Records:
──────
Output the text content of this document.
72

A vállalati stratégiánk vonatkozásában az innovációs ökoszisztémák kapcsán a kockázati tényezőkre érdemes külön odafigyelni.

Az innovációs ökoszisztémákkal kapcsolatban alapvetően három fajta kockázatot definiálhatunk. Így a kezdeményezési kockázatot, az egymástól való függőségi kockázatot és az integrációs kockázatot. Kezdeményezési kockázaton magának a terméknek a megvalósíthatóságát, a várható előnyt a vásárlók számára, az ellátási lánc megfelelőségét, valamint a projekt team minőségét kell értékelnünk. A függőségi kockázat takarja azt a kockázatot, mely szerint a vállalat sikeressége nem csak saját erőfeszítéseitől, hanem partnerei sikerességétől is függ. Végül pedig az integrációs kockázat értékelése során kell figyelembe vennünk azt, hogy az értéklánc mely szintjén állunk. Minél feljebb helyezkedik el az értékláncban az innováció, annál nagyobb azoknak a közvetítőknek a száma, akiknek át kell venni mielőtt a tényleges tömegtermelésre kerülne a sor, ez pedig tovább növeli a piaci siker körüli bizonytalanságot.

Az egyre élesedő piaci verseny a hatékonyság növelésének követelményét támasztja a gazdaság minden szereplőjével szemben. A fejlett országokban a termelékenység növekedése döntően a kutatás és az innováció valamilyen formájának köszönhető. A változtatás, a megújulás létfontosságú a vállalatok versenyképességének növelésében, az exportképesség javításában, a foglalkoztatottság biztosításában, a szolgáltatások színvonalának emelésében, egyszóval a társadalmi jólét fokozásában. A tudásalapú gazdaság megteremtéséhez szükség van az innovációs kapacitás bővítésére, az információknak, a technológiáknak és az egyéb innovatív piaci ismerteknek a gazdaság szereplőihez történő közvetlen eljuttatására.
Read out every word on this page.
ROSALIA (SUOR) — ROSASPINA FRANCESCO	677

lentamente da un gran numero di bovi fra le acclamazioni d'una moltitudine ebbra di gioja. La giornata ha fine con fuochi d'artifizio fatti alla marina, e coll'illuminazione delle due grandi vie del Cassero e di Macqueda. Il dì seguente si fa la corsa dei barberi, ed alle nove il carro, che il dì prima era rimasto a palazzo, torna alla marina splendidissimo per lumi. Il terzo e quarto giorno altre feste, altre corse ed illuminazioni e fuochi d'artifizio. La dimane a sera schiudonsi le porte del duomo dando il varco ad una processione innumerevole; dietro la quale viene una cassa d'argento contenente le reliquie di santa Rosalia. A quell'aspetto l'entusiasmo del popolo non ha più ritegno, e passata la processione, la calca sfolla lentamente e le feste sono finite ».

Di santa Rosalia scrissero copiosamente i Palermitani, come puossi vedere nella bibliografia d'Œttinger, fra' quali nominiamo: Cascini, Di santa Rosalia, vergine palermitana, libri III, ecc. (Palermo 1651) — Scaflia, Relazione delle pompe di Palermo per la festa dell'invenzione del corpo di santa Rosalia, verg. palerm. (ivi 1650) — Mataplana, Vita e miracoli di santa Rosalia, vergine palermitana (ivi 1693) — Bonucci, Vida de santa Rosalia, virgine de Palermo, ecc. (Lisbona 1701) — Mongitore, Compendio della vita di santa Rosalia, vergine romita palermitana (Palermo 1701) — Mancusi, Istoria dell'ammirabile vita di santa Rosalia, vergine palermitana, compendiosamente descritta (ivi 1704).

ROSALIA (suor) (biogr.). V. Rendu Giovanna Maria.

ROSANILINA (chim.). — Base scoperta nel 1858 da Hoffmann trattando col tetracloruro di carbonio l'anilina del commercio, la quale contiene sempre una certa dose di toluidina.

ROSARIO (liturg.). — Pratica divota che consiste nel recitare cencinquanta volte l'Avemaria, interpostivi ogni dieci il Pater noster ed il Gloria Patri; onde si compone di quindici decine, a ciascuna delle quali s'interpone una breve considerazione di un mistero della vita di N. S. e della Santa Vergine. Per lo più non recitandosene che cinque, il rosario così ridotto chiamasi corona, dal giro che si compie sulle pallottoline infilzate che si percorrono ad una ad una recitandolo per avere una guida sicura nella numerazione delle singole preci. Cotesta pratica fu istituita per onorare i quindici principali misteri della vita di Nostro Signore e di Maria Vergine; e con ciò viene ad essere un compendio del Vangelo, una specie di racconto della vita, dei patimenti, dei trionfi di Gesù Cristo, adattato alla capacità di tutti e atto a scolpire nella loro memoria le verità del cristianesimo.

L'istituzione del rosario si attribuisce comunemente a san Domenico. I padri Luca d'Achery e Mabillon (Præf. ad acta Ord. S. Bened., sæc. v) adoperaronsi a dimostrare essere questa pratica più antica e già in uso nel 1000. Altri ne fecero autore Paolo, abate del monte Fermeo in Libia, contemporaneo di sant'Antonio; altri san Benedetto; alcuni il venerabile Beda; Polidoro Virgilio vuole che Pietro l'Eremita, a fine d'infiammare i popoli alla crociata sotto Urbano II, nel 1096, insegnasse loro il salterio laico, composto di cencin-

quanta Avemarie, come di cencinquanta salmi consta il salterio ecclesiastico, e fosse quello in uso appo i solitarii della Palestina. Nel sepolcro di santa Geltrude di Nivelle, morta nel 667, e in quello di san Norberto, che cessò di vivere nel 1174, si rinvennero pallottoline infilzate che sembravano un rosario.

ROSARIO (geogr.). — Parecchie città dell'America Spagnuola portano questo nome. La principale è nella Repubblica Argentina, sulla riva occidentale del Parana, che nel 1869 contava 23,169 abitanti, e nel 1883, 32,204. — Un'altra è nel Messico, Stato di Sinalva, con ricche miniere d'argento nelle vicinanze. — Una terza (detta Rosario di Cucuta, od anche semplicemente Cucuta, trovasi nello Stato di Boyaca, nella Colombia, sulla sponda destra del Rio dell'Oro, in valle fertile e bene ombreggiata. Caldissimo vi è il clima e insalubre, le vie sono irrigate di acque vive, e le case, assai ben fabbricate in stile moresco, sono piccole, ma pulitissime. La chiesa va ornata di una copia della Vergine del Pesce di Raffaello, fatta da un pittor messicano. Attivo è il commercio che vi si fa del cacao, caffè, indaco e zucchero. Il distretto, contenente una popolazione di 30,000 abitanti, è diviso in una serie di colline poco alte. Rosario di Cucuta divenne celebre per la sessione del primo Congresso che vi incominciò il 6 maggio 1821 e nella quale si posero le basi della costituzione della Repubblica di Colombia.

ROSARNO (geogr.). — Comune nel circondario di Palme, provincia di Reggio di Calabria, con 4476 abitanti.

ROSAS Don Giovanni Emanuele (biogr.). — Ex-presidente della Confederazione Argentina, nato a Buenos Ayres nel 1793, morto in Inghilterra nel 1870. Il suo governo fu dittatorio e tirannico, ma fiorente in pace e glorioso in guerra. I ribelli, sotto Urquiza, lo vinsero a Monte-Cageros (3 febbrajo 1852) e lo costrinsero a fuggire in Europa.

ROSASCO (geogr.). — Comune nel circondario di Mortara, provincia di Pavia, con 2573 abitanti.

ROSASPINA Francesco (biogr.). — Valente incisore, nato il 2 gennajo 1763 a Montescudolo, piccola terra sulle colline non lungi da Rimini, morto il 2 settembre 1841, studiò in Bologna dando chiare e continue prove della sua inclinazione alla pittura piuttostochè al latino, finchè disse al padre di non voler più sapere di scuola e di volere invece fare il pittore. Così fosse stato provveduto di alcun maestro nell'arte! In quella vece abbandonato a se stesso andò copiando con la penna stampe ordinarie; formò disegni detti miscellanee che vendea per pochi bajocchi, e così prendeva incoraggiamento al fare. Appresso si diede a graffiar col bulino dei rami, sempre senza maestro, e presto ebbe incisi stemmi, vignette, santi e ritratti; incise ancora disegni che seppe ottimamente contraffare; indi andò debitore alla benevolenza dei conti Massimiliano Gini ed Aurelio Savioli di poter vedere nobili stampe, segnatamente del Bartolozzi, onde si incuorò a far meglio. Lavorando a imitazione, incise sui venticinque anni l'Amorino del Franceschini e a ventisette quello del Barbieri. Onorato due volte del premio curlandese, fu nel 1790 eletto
──────
Task objective: Copy out each line of the material that holds the word "circondario".

Final result:
ROSARNO (geogr.). — Comune nel circondario di Palme, provincia di Reggio di Calabria, con 4476 abitanti.
ROSASCO (geogr.). — Comune nel circondario di Mortara, provincia di Pavia, con 2573 abitanti.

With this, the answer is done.